What you should do: Each line below should be reproduced without any alteration.

++++++++++++++++++++

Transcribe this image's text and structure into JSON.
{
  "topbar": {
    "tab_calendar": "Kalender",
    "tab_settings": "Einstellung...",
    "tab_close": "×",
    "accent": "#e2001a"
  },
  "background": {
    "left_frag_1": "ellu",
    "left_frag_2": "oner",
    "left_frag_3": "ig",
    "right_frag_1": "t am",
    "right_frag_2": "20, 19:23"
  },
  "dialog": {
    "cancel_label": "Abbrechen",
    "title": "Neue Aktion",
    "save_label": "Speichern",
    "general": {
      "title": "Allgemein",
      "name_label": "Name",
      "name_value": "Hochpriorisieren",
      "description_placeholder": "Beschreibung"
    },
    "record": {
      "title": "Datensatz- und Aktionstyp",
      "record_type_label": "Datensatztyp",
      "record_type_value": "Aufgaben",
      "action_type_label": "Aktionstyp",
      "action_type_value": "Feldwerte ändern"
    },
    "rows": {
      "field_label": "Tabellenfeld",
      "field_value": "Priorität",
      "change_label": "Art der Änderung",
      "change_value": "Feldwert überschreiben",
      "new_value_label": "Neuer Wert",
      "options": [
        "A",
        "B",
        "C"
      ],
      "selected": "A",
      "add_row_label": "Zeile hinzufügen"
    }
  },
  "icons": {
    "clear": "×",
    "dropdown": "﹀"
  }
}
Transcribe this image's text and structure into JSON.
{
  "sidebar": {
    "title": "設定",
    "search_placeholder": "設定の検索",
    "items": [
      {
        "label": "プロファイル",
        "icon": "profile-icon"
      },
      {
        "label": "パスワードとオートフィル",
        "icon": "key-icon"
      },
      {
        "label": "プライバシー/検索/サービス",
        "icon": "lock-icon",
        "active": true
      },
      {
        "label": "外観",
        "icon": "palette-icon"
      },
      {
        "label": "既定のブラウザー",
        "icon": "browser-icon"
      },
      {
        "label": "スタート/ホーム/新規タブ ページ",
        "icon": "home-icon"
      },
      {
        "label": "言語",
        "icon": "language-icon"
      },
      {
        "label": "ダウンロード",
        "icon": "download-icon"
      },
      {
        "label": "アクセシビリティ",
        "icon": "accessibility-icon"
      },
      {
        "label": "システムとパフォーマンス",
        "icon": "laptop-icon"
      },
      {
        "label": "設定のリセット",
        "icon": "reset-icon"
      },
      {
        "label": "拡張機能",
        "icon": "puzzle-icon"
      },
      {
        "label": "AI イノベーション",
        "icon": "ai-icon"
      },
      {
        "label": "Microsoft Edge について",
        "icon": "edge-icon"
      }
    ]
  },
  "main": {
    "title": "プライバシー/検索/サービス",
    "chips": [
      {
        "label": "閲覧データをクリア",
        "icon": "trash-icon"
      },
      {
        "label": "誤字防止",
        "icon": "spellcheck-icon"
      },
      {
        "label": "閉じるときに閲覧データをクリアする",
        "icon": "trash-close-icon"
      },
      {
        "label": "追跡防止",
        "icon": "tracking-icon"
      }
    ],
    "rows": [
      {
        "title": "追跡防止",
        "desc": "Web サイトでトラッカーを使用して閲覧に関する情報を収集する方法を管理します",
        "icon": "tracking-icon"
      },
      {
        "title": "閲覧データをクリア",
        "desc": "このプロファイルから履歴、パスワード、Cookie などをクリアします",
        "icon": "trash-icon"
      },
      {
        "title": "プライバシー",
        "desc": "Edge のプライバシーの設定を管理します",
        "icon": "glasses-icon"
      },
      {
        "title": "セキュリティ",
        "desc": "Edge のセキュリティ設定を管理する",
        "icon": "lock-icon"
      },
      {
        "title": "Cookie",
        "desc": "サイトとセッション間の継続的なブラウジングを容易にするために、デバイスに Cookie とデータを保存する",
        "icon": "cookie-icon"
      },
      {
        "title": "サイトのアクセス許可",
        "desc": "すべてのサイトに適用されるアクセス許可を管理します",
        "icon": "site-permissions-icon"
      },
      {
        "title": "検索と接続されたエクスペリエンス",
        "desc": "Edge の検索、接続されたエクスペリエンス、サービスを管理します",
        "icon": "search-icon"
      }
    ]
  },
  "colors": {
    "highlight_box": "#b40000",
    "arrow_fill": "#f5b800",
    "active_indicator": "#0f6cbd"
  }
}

++++++++++++++++++++

Correct response:
Transcribe this image's text and structure into JSON.
{
  "topbar": {
    "tab_calendar": "Kalender",
    "tab_settings": "Einstellung...",
    "tab_close": "×",
    "accent": "#e2001a"
  },
  "background": {
    "left_frag_1": "ellu",
    "left_frag_2": "oner",
    "left_frag_3": "ig",
    "right_frag_1": "t am",
    "right_frag_2": "20, 19:23"
  },
  "dialog": {
    "cancel_label": "Abbrechen",
    "title": "Neue Aktion",
    "save_label": "Speichern",
    "general": {
      "title": "Allgemein",
      "name_label": "Name",
      "name_value": "Hochpriorisieren",
      "description_placeholder": "Beschreibung"
    },
    "record": {
      "title": "Datensatz- und Aktionstyp",
      "record_type_label": "Datensatztyp",
      "record_type_value": "Aufgaben",
      "action_type_label": "Aktionstyp",
      "action_type_value": "Feldwerte ändern"
    },
    "rows": {
      "field_label": "Tabellenfeld",
      "field_value": "Priorität",
      "change_label": "Art der Änderung",
      "change_value": "Feldwert überschreiben",
      "new_value_label": "Neuer Wert",
      "options": [
        "A",
        "B",
        "C"
      ],
      "selected": "A",
      "add_row_label": "Zeile hinzufügen"
    }
  },
  "icons": {
    "clear": "×",
    "dropdown": "﹀"
  }
}
Transcribe this image's text and structure into JSON.
{
  "sidebar": {
    "title": "設定",
    "search_placeholder": "設定の検索",
    "items": [
      {
        "label": "プロファイル",
        "icon": "profile-icon"
      },
      {
        "label": "パスワードとオートフィル",
        "icon": "key-icon"
      },
      {
        "label": "プライバシー/検索/サービス",
        "icon": "lock-icon",
        "active": true
      },
      {
        "label": "外観",
        "icon": "palette-icon"
      },
      {
        "label": "既定のブラウザー",
        "icon": "browser-icon"
      },
      {
        "label": "スタート/ホーム/新規タブ ページ",
        "icon": "home-icon"
      },
      {
        "label": "言語",
        "icon": "language-icon"
      },
      {
        "label": "ダウンロード",
        "icon": "download-icon"
      },
      {
        "label": "アクセシビリティ",
        "icon": "accessibility-icon"
      },
      {
        "label": "システムとパフォーマンス",
        "icon": "laptop-icon"
      },
      {
        "label": "設定のリセット",
        "icon": "reset-icon"
      },
      {
        "label": "拡張機能",
        "icon": "puzzle-icon"
      },
      {
        "label": "AI イノベーション",
        "icon": "ai-icon"
      },
      {
        "label": "Microsoft Edge について",
        "icon": "edge-icon"
      }
    ]
  },
  "main": {
    "title": "プライバシー/検索/サービス",
    "chips": [
      {
        "label": "閲覧データをクリア",
        "icon": "trash-icon"
      },
      {
        "label": "誤字防止",
        "icon": "spellcheck-icon"
      },
      {
        "label": "閉じるときに閲覧データをクリアする",
        "icon": "trash-close-icon"
      },
      {
        "label": "追跡防止",
        "icon": "tracking-icon"
      }
    ],
    "rows": [
      {
        "title": "追跡防止",
        "desc": "Web サイトでトラッカーを使用して閲覧に関する情報を収集する方法を管理します",
        "icon": "tracking-icon"
      },
      {
        "title": "閲覧データをクリア",
        "desc": "このプロファイルから履歴、パスワード、Cookie などをクリアします",
        "icon": "trash-icon"
      },
      {
        "title": "プライバシー",
        "desc": "Edge のプライバシーの設定を管理します",
        "icon": "glasses-icon"
      },
      {
        "title": "セキュリティ",
        "desc": "Edge のセキュリティ設定を管理する",
        "icon": "lock-icon"
      },
      {
        "title": "Cookie",
        "desc": "サイトとセッション間の継続的なブラウジングを容易にするために、デバイスに Cookie とデータを保存する",
        "icon": "cookie-icon"
      },
      {
        "title": "サイトのアクセス許可",
        "desc": "すべてのサイトに適用されるアクセス許可を管理します",
        "icon": "site-permissions-icon"
      },
      {
        "title": "検索と接続されたエクスペリエンス",
        "desc": "Edge の検索、接続されたエクスペリエンス、サービスを管理します",
        "icon": "search-icon"
      }
    ]
  },
  "colors": {
    "highlight_box": "#b40000",
    "arrow_fill": "#f5b800",
    "active_indicator": "#0f6cbd"
  }
}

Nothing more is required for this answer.